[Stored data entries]
--- Begin ---

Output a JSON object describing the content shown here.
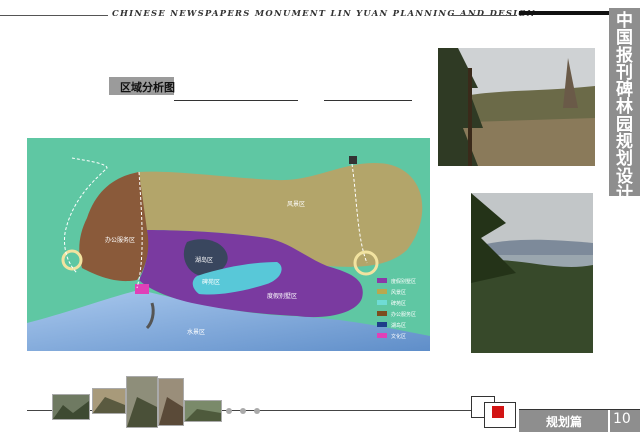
{
  "header": {
    "title": "CHINESE NEWSPAPERS MONUMENT LIN YUAN PLANNING AND DESIGN",
    "side_title": "中国报刊碑林园规划设计"
  },
  "section": {
    "label": "区域分析图"
  },
  "map": {
    "zones": [
      {
        "label": "风景区",
        "color": "#b3a56a"
      },
      {
        "label": "办公服务区",
        "color": "#8a5a3a"
      },
      {
        "label": "度假别墅区",
        "color": "#7a3aa0"
      },
      {
        "label": "湖岛区",
        "color": "#39465e"
      },
      {
        "label": "水景区",
        "color": "#7aa2d4"
      },
      {
        "label": "碑苑区",
        "color": "#58c8d8"
      }
    ],
    "legend": [
      {
        "label": "度假别墅区",
        "color": "#8a3aa8"
      },
      {
        "label": "风景区",
        "color": "#b9a84e"
      },
      {
        "label": "碑苑区",
        "color": "#6fdcd6"
      },
      {
        "label": "办公服务区",
        "color": "#7c4e1e"
      },
      {
        "label": "湖岛区",
        "color": "#1e3e8a"
      },
      {
        "label": "文化区",
        "color": "#e040b8"
      }
    ]
  },
  "footer": {
    "label": "规划篇",
    "page": "10"
  },
  "colors": {
    "accent_red": "#d21414",
    "band_gray": "#8e8e8e",
    "map_green": "#5fc7a3"
  }
}
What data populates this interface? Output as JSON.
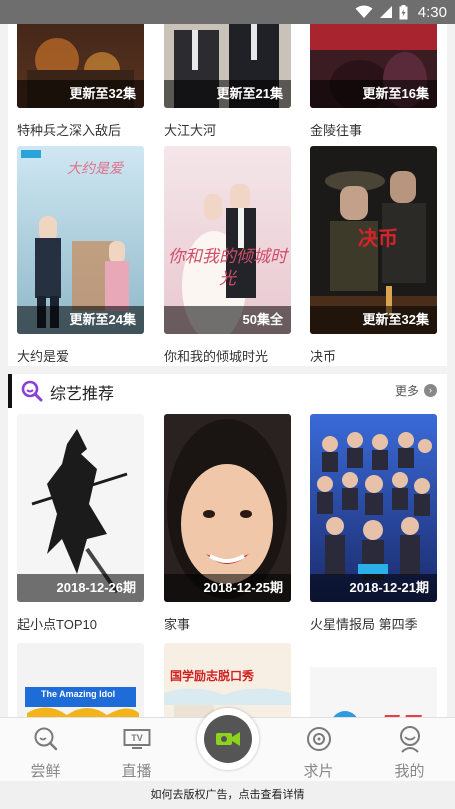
{
  "status_bar": {
    "time": "4:30"
  },
  "tv_row_top": [
    {
      "badge": "更新至32集",
      "title": "特种兵之深入敌后"
    },
    {
      "badge": "更新至21集",
      "title": "大江大河"
    },
    {
      "badge": "更新至16集",
      "title": "金陵往事"
    }
  ],
  "tv_row_second": [
    {
      "badge": "更新至24集",
      "title": "大约是爱"
    },
    {
      "badge": "50集全",
      "title": "你和我的倾城时光"
    },
    {
      "badge": "更新至32集",
      "title": "决币"
    }
  ],
  "variety": {
    "title": "综艺推荐",
    "more": "更多",
    "items": [
      {
        "badge": "2018-12-26期",
        "title": "起小点TOP10"
      },
      {
        "badge": "2018-12-25期",
        "title": "家事"
      },
      {
        "badge": "2018-12-21期",
        "title": "火星情报局 第四季"
      }
    ]
  },
  "poster_text": {
    "poster_2_1": "大约是爱",
    "poster_2_2": "你和我的倾城时光",
    "poster_2_3": "决币",
    "poster_4_1": "The Amazing Idol",
    "poster_4_2": "国学励志脱口秀"
  },
  "tabs": [
    {
      "label": "尝鲜"
    },
    {
      "label": "直播"
    },
    {
      "label": ""
    },
    {
      "label": "求片"
    },
    {
      "label": "我的"
    }
  ],
  "ad_text": "如何去版权广告，点击查看详情"
}
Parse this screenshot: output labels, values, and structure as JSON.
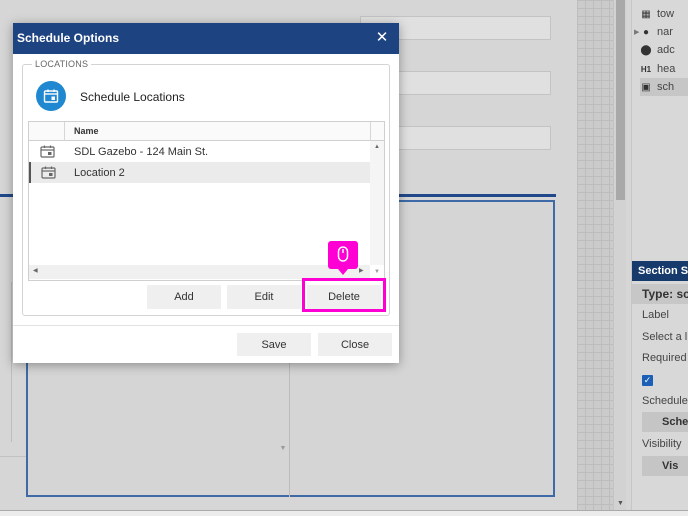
{
  "dialog": {
    "title": "Schedule Options",
    "close_icon": "close-icon",
    "section_legend": "LOCATIONS",
    "section_icon": "calendar-icon",
    "section_title": "Schedule Locations",
    "grid": {
      "column_header": "Name",
      "rows": [
        {
          "name": "SDL Gazebo - 124 Main St.",
          "icon": "calendar-icon",
          "selected": false
        },
        {
          "name": "Location 2",
          "icon": "calendar-icon",
          "selected": true
        }
      ]
    },
    "buttons": {
      "add": "Add",
      "edit": "Edit",
      "delete": "Delete"
    },
    "footer": {
      "save": "Save",
      "close": "Close"
    },
    "highlight_color": "#ff00d4",
    "cursor_icon": "mouse-icon"
  },
  "right_panel": {
    "tree_items": [
      {
        "icon": "calculator-icon",
        "label": "tow"
      },
      {
        "icon": "user-icon",
        "label": "nar"
      },
      {
        "icon": "map-pin-icon",
        "label": "adc"
      },
      {
        "icon": "heading-icon",
        "label": "hea"
      },
      {
        "icon": "calendar-icon",
        "label": "sch"
      }
    ],
    "section_header": "Section S",
    "type_label": "Type: sc",
    "labels": [
      "Label",
      "Select a l",
      "Required"
    ],
    "schedule_label": "Schedule",
    "schedule_button": "Schec",
    "visibility_label": "Visibility",
    "visibility_button": "Vis"
  },
  "colors": {
    "header_blue": "#1e4381",
    "accent_blue": "#1f88d0",
    "panel_header": "#163a6b"
  }
}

--- End ---

WRITTEN REQUEST → Copy all lines above containing the string "calendar".

RESULT FOR THIS EXERCISE →
    "section_icon": "calendar-icon",
          "icon": "calendar-icon",
          "icon": "calendar-icon",
        "icon": "calendar-icon",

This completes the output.